Go through the entries below and write each one out exactly.

============

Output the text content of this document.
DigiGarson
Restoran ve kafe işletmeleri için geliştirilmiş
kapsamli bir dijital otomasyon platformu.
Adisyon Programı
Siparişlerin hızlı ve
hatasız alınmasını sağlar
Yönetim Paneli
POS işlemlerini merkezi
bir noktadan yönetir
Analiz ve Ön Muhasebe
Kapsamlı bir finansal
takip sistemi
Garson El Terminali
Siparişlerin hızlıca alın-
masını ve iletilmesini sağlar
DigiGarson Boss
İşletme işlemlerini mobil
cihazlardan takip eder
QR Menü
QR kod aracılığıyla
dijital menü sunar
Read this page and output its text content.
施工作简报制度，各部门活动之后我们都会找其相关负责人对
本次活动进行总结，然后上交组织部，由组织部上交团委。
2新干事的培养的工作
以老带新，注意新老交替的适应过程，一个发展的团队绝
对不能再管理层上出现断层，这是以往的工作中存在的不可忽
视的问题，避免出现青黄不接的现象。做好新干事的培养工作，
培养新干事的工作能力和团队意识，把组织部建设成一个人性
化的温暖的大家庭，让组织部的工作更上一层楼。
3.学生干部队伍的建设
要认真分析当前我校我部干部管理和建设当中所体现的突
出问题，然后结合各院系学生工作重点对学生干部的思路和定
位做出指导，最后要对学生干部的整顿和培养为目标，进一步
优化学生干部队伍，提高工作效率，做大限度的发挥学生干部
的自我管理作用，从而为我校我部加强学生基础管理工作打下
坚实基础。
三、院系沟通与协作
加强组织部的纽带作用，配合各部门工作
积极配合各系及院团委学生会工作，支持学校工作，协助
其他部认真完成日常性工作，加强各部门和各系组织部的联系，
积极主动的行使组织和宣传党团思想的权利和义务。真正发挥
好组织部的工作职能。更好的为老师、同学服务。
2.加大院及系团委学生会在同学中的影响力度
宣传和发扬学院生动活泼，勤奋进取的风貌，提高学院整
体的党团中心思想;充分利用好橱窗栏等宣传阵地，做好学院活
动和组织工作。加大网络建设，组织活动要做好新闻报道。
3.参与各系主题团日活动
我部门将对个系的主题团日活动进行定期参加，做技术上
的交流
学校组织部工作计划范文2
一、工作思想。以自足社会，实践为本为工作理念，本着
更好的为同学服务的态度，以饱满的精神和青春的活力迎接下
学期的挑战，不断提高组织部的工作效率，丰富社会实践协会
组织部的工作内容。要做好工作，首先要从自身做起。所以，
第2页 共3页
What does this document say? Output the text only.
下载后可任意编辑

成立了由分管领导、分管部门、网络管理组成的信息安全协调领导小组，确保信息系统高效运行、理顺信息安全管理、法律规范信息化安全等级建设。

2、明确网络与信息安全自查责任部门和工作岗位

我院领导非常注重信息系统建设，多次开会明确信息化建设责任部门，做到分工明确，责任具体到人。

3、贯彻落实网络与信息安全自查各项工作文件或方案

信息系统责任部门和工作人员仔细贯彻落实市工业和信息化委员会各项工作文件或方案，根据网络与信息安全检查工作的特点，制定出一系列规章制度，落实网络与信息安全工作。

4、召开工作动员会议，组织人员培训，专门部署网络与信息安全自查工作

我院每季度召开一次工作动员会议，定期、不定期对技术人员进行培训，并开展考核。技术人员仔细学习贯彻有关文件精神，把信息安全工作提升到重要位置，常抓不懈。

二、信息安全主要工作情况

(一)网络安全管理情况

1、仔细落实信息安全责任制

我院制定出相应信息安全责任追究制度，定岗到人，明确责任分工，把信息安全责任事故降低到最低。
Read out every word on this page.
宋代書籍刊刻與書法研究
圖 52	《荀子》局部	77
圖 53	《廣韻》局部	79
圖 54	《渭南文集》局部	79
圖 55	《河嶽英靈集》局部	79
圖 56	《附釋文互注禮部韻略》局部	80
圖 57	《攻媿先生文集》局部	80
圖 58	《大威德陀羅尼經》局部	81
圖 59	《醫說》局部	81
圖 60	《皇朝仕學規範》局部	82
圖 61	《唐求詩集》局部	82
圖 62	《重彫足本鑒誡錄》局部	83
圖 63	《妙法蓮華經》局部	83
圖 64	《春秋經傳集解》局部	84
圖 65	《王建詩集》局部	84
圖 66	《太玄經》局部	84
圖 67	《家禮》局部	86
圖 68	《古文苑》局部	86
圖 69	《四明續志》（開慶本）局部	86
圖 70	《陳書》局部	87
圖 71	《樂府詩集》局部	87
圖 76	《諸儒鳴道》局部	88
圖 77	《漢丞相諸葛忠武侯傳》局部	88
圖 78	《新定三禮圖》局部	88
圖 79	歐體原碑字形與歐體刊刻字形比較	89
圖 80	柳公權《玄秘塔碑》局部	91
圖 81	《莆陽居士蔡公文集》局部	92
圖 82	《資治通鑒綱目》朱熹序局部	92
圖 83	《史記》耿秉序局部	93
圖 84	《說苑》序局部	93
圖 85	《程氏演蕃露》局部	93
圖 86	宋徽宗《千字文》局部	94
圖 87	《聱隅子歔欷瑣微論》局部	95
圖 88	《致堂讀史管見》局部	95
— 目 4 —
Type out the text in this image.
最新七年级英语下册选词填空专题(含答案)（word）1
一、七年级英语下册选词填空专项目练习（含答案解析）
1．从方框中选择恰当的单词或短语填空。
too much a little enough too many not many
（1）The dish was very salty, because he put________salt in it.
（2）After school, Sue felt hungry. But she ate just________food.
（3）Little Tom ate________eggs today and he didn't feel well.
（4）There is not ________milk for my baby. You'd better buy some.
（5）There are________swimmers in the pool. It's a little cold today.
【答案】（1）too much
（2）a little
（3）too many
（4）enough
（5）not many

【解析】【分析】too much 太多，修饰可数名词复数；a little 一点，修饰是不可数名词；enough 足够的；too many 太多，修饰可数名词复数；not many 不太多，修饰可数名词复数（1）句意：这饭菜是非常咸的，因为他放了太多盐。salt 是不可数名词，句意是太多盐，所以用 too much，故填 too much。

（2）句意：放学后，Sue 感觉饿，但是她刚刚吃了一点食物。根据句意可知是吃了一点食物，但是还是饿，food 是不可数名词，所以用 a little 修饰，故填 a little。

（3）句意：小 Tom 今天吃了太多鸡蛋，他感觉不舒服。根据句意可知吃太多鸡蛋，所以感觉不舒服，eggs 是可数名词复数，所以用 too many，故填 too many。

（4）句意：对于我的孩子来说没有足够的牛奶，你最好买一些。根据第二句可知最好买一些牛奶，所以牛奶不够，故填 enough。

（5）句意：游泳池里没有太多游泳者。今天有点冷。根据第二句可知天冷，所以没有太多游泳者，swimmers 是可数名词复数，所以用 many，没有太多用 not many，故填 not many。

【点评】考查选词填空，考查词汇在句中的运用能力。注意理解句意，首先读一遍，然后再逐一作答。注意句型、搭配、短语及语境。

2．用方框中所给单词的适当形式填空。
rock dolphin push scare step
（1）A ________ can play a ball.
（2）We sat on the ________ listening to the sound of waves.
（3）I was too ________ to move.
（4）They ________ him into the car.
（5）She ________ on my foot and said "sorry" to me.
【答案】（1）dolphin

============

• The reply:
Output the text content of this document.
DigiGarson
Restoran ve kafe işletmeleri için geliştirilmiş
kapsamli bir dijital otomasyon platformu.
Adisyon Programı
Siparişlerin hızlı ve
hatasız alınmasını sağlar
Yönetim Paneli
POS işlemlerini merkezi
bir noktadan yönetir
Analiz ve Ön Muhasebe
Kapsamlı bir finansal
takip sistemi
Garson El Terminali
Siparişlerin hızlıca alın-
masını ve iletilmesini sağlar
DigiGarson Boss
İşletme işlemlerini mobil
cihazlardan takip eder
QR Menü
QR kod aracılığıyla
dijital menü sunar
Read this page and output its text content.
施工作简报制度，各部门活动之后我们都会找其相关负责人对
本次活动进行总结，然后上交组织部，由组织部上交团委。
2新干事的培养的工作
以老带新，注意新老交替的适应过程，一个发展的团队绝
对不能再管理层上出现断层，这是以往的工作中存在的不可忽
视的问题，避免出现青黄不接的现象。做好新干事的培养工作，
培养新干事的工作能力和团队意识，把组织部建设成一个人性
化的温暖的大家庭，让组织部的工作更上一层楼。
3.学生干部队伍的建设
要认真分析当前我校我部干部管理和建设当中所体现的突
出问题，然后结合各院系学生工作重点对学生干部的思路和定
位做出指导，最后要对学生干部的整顿和培养为目标，进一步
优化学生干部队伍，提高工作效率，做大限度的发挥学生干部
的自我管理作用，从而为我校我部加强学生基础管理工作打下
坚实基础。
三、院系沟通与协作
加强组织部的纽带作用，配合各部门工作
积极配合各系及院团委学生会工作，支持学校工作，协助
其他部认真完成日常性工作，加强各部门和各系组织部的联系，
积极主动的行使组织和宣传党团思想的权利和义务。真正发挥
好组织部的工作职能。更好的为老师、同学服务。
2.加大院及系团委学生会在同学中的影响力度
宣传和发扬学院生动活泼，勤奋进取的风貌，提高学院整
体的党团中心思想;充分利用好橱窗栏等宣传阵地，做好学院活
动和组织工作。加大网络建设，组织活动要做好新闻报道。
3.参与各系主题团日活动
我部门将对个系的主题团日活动进行定期参加，做技术上
的交流
学校组织部工作计划范文2
一、工作思想。以自足社会，实践为本为工作理念，本着
更好的为同学服务的态度，以饱满的精神和青春的活力迎接下
学期的挑战，不断提高组织部的工作效率，丰富社会实践协会
组织部的工作内容。要做好工作，首先要从自身做起。所以，
第2页 共3页
What does this document say? Output the text only.
下载后可任意编辑

成立了由分管领导、分管部门、网络管理组成的信息安全协调领导小组，确保信息系统高效运行、理顺信息安全管理、法律规范信息化安全等级建设。

2、明确网络与信息安全自查责任部门和工作岗位

我院领导非常注重信息系统建设，多次开会明确信息化建设责任部门，做到分工明确，责任具体到人。

3、贯彻落实网络与信息安全自查各项工作文件或方案

信息系统责任部门和工作人员仔细贯彻落实市工业和信息化委员会各项工作文件或方案，根据网络与信息安全检查工作的特点，制定出一系列规章制度，落实网络与信息安全工作。

4、召开工作动员会议，组织人员培训，专门部署网络与信息安全自查工作

我院每季度召开一次工作动员会议，定期、不定期对技术人员进行培训，并开展考核。技术人员仔细学习贯彻有关文件精神，把信息安全工作提升到重要位置，常抓不懈。

二、信息安全主要工作情况

(一)网络安全管理情况

1、仔细落实信息安全责任制

我院制定出相应信息安全责任追究制度，定岗到人，明确责任分工，把信息安全责任事故降低到最低。
Read out every word on this page.
宋代書籍刊刻與書法研究
圖 52	《荀子》局部	77
圖 53	《廣韻》局部	79
圖 54	《渭南文集》局部	79
圖 55	《河嶽英靈集》局部	79
圖 56	《附釋文互注禮部韻略》局部	80
圖 57	《攻媿先生文集》局部	80
圖 58	《大威德陀羅尼經》局部	81
圖 59	《醫說》局部	81
圖 60	《皇朝仕學規範》局部	82
圖 61	《唐求詩集》局部	82
圖 62	《重彫足本鑒誡錄》局部	83
圖 63	《妙法蓮華經》局部	83
圖 64	《春秋經傳集解》局部	84
圖 65	《王建詩集》局部	84
圖 66	《太玄經》局部	84
圖 67	《家禮》局部	86
圖 68	《古文苑》局部	86
圖 69	《四明續志》（開慶本）局部	86
圖 70	《陳書》局部	87
圖 71	《樂府詩集》局部	87
圖 76	《諸儒鳴道》局部	88
圖 77	《漢丞相諸葛忠武侯傳》局部	88
圖 78	《新定三禮圖》局部	88
圖 79	歐體原碑字形與歐體刊刻字形比較	89
圖 80	柳公權《玄秘塔碑》局部	91
圖 81	《莆陽居士蔡公文集》局部	92
圖 82	《資治通鑒綱目》朱熹序局部	92
圖 83	《史記》耿秉序局部	93
圖 84	《說苑》序局部	93
圖 85	《程氏演蕃露》局部	93
圖 86	宋徽宗《千字文》局部	94
圖 87	《聱隅子歔欷瑣微論》局部	95
圖 88	《致堂讀史管見》局部	95
— 目 4 —
Type out the text in this image.
最新七年级英语下册选词填空专题(含答案)（word）1
一、七年级英语下册选词填空专项目练习（含答案解析）
1．从方框中选择恰当的单词或短语填空。
too much a little enough too many not many
（1）The dish was very salty, because he put________salt in it.
（2）After school, Sue felt hungry. But she ate just________food.
（3）Little Tom ate________eggs today and he didn't feel well.
（4）There is not ________milk for my baby. You'd better buy some.
（5）There are________swimmers in the pool. It's a little cold today.
【答案】（1）too much
（2）a little
（3）too many
（4）enough
（5）not many

【解析】【分析】too much 太多，修饰可数名词复数；a little 一点，修饰是不可数名词；enough 足够的；too many 太多，修饰可数名词复数；not many 不太多，修饰可数名词复数（1）句意：这饭菜是非常咸的，因为他放了太多盐。salt 是不可数名词，句意是太多盐，所以用 too much，故填 too much。

（2）句意：放学后，Sue 感觉饿，但是她刚刚吃了一点食物。根据句意可知是吃了一点食物，但是还是饿，food 是不可数名词，所以用 a little 修饰，故填 a little。

（3）句意：小 Tom 今天吃了太多鸡蛋，他感觉不舒服。根据句意可知吃太多鸡蛋，所以感觉不舒服，eggs 是可数名词复数，所以用 too many，故填 too many。

（4）句意：对于我的孩子来说没有足够的牛奶，你最好买一些。根据第二句可知最好买一些牛奶，所以牛奶不够，故填 enough。

（5）句意：游泳池里没有太多游泳者。今天有点冷。根据第二句可知天冷，所以没有太多游泳者，swimmers 是可数名词复数，所以用 many，没有太多用 not many，故填 not many。

【点评】考查选词填空，考查词汇在句中的运用能力。注意理解句意，首先读一遍，然后再逐一作答。注意句型、搭配、短语及语境。

2．用方框中所给单词的适当形式填空。
rock dolphin push scare step
（1）A ________ can play a ball.
（2）We sat on the ________ listening to the sound of waves.
（3）I was too ________ to move.
（4）They ________ him into the car.
（5）She ________ on my foot and said "sorry" to me.
【答案】（1）dolphin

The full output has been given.